• [DO THIS] Every record below is to be retyped exactly.

• [RECORD EXCERPTS]
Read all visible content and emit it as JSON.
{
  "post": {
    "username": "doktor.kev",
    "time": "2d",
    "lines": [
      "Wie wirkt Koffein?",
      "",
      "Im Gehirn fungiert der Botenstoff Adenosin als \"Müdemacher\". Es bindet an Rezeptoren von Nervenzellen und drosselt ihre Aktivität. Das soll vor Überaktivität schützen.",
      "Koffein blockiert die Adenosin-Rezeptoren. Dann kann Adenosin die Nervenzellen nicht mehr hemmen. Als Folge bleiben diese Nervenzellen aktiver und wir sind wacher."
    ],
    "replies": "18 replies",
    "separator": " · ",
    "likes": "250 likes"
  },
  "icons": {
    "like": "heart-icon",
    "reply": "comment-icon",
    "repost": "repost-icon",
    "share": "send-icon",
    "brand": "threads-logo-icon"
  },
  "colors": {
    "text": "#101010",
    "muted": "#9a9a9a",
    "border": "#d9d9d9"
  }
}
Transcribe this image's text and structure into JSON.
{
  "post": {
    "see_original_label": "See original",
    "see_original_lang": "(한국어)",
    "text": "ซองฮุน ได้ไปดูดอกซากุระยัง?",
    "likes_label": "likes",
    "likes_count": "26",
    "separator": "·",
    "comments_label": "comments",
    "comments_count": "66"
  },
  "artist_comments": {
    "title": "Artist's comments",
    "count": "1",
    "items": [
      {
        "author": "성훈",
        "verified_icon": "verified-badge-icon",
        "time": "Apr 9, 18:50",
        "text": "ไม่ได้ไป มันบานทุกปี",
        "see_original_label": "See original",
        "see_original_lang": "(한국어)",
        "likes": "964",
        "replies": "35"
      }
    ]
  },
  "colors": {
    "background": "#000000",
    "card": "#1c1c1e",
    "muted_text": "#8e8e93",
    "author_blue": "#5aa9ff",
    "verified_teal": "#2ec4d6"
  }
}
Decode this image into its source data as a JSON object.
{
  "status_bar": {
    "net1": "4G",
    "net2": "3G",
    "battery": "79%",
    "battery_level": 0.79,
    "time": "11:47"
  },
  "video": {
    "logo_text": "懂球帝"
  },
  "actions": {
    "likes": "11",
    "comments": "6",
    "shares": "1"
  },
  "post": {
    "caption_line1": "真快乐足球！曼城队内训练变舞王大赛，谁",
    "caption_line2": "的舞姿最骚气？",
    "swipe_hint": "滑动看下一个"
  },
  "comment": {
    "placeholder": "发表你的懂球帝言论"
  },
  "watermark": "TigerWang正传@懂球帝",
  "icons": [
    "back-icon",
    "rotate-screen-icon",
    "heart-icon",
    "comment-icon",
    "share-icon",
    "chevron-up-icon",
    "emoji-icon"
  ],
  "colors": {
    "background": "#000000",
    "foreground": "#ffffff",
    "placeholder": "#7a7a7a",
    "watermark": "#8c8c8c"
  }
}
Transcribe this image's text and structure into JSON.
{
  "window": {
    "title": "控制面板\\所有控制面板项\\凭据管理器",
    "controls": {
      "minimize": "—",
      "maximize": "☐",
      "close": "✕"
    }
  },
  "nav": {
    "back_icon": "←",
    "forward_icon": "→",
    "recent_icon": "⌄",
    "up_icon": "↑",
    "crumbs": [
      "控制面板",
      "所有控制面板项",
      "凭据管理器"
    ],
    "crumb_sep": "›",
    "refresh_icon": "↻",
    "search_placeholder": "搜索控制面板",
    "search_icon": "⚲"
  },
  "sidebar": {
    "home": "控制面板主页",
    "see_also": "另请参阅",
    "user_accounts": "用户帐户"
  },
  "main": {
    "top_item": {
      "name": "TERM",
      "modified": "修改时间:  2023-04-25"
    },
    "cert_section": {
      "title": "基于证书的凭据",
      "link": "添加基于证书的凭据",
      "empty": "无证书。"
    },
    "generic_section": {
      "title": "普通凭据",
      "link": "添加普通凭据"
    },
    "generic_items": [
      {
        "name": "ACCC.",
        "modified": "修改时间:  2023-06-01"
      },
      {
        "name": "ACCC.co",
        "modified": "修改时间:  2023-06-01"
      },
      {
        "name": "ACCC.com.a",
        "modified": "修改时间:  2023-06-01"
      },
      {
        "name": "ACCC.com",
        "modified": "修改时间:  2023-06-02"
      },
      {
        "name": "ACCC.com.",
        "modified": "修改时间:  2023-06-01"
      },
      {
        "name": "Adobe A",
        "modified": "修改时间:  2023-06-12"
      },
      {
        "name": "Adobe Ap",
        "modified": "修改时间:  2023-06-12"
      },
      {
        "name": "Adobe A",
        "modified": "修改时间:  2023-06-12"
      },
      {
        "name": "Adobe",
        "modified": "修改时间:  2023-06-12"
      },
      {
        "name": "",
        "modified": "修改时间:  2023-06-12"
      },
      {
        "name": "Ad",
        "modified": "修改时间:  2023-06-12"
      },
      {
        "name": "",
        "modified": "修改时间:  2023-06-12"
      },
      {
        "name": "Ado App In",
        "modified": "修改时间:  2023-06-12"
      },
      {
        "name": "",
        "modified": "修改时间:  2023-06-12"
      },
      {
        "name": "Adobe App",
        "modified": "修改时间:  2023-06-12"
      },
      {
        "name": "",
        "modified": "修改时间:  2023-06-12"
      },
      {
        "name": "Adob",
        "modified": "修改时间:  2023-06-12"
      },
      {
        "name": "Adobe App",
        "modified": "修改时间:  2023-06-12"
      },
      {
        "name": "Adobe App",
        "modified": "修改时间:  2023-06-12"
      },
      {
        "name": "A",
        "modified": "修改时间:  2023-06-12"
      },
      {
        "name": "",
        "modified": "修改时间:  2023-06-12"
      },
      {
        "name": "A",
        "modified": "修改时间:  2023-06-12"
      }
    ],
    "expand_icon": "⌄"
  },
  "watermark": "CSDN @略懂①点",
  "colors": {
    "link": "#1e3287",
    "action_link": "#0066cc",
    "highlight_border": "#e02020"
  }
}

• [REPLY]
Read all visible content and emit it as JSON.
{
  "post": {
    "username": "doktor.kev",
    "time": "2d",
    "lines": [
      "Wie wirkt Koffein?",
      "",
      "Im Gehirn fungiert der Botenstoff Adenosin als \"Müdemacher\". Es bindet an Rezeptoren von Nervenzellen und drosselt ihre Aktivität. Das soll vor Überaktivität schützen.",
      "Koffein blockiert die Adenosin-Rezeptoren. Dann kann Adenosin die Nervenzellen nicht mehr hemmen. Als Folge bleiben diese Nervenzellen aktiver und wir sind wacher."
    ],
    "replies": "18 replies",
    "separator": " · ",
    "likes": "250 likes"
  },
  "icons": {
    "like": "heart-icon",
    "reply": "comment-icon",
    "repost": "repost-icon",
    "share": "send-icon",
    "brand": "threads-logo-icon"
  },
  "colors": {
    "text": "#101010",
    "muted": "#9a9a9a",
    "border": "#d9d9d9"
  }
}
Transcribe this image's text and structure into JSON.
{
  "post": {
    "see_original_label": "See original",
    "see_original_lang": "(한국어)",
    "text": "ซองฮุน ได้ไปดูดอกซากุระยัง?",
    "likes_label": "likes",
    "likes_count": "26",
    "separator": "·",
    "comments_label": "comments",
    "comments_count": "66"
  },
  "artist_comments": {
    "title": "Artist's comments",
    "count": "1",
    "items": [
      {
        "author": "성훈",
        "verified_icon": "verified-badge-icon",
        "time": "Apr 9, 18:50",
        "text": "ไม่ได้ไป มันบานทุกปี",
        "see_original_label": "See original",
        "see_original_lang": "(한국어)",
        "likes": "964",
        "replies": "35"
      }
    ]
  },
  "colors": {
    "background": "#000000",
    "card": "#1c1c1e",
    "muted_text": "#8e8e93",
    "author_blue": "#5aa9ff",
    "verified_teal": "#2ec4d6"
  }
}
Decode this image into its source data as a JSON object.
{
  "status_bar": {
    "net1": "4G",
    "net2": "3G",
    "battery": "79%",
    "battery_level": 0.79,
    "time": "11:47"
  },
  "video": {
    "logo_text": "懂球帝"
  },
  "actions": {
    "likes": "11",
    "comments": "6",
    "shares": "1"
  },
  "post": {
    "caption_line1": "真快乐足球！曼城队内训练变舞王大赛，谁",
    "caption_line2": "的舞姿最骚气？",
    "swipe_hint": "滑动看下一个"
  },
  "comment": {
    "placeholder": "发表你的懂球帝言论"
  },
  "watermark": "TigerWang正传@懂球帝",
  "icons": [
    "back-icon",
    "rotate-screen-icon",
    "heart-icon",
    "comment-icon",
    "share-icon",
    "chevron-up-icon",
    "emoji-icon"
  ],
  "colors": {
    "background": "#000000",
    "foreground": "#ffffff",
    "placeholder": "#7a7a7a",
    "watermark": "#8c8c8c"
  }
}
Transcribe this image's text and structure into JSON.
{
  "window": {
    "title": "控制面板\\所有控制面板项\\凭据管理器",
    "controls": {
      "minimize": "—",
      "maximize": "☐",
      "close": "✕"
    }
  },
  "nav": {
    "back_icon": "←",
    "forward_icon": "→",
    "recent_icon": "⌄",
    "up_icon": "↑",
    "crumbs": [
      "控制面板",
      "所有控制面板项",
      "凭据管理器"
    ],
    "crumb_sep": "›",
    "refresh_icon": "↻",
    "search_placeholder": "搜索控制面板",
    "search_icon": "⚲"
  },
  "sidebar": {
    "home": "控制面板主页",
    "see_also": "另请参阅",
    "user_accounts": "用户帐户"
  },
  "main": {
    "top_item": {
      "name": "TERM",
      "modified": "修改时间:  2023-04-25"
    },
    "cert_section": {
      "title": "基于证书的凭据",
      "link": "添加基于证书的凭据",
      "empty": "无证书。"
    },
    "generic_section": {
      "title": "普通凭据",
      "link": "添加普通凭据"
    },
    "generic_items": [
      {
        "name": "ACCC.",
        "modified": "修改时间:  2023-06-01"
      },
      {
        "name": "ACCC.co",
        "modified": "修改时间:  2023-06-01"
      },
      {
        "name": "ACCC.com.a",
        "modified": "修改时间:  2023-06-01"
      },
      {
        "name": "ACCC.com",
        "modified": "修改时间:  2023-06-02"
      },
      {
        "name": "ACCC.com.",
        "modified": "修改时间:  2023-06-01"
      },
      {
        "name": "Adobe A",
        "modified": "修改时间:  2023-06-12"
      },
      {
        "name": "Adobe Ap",
        "modified": "修改时间:  2023-06-12"
      },
      {
        "name": "Adobe A",
        "modified": "修改时间:  2023-06-12"
      },
      {
        "name": "Adobe",
        "modified": "修改时间:  2023-06-12"
      },
      {
        "name": "",
        "modified": "修改时间:  2023-06-12"
      },
      {
        "name": "Ad",
        "modified": "修改时间:  2023-06-12"
      },
      {
        "name": "",
        "modified": "修改时间:  2023-06-12"
      },
      {
        "name": "Ado App In",
        "modified": "修改时间:  2023-06-12"
      },
      {
        "name": "",
        "modified": "修改时间:  2023-06-12"
      },
      {
        "name": "Adobe App",
        "modified": "修改时间:  2023-06-12"
      },
      {
        "name": "",
        "modified": "修改时间:  2023-06-12"
      },
      {
        "name": "Adob",
        "modified": "修改时间:  2023-06-12"
      },
      {
        "name": "Adobe App",
        "modified": "修改时间:  2023-06-12"
      },
      {
        "name": "Adobe App",
        "modified": "修改时间:  2023-06-12"
      },
      {
        "name": "A",
        "modified": "修改时间:  2023-06-12"
      },
      {
        "name": "",
        "modified": "修改时间:  2023-06-12"
      },
      {
        "name": "A",
        "modified": "修改时间:  2023-06-12"
      }
    ],
    "expand_icon": "⌄"
  },
  "watermark": "CSDN @略懂①点",
  "colors": {
    "link": "#1e3287",
    "action_link": "#0066cc",
    "highlight_border": "#e02020"
  }
}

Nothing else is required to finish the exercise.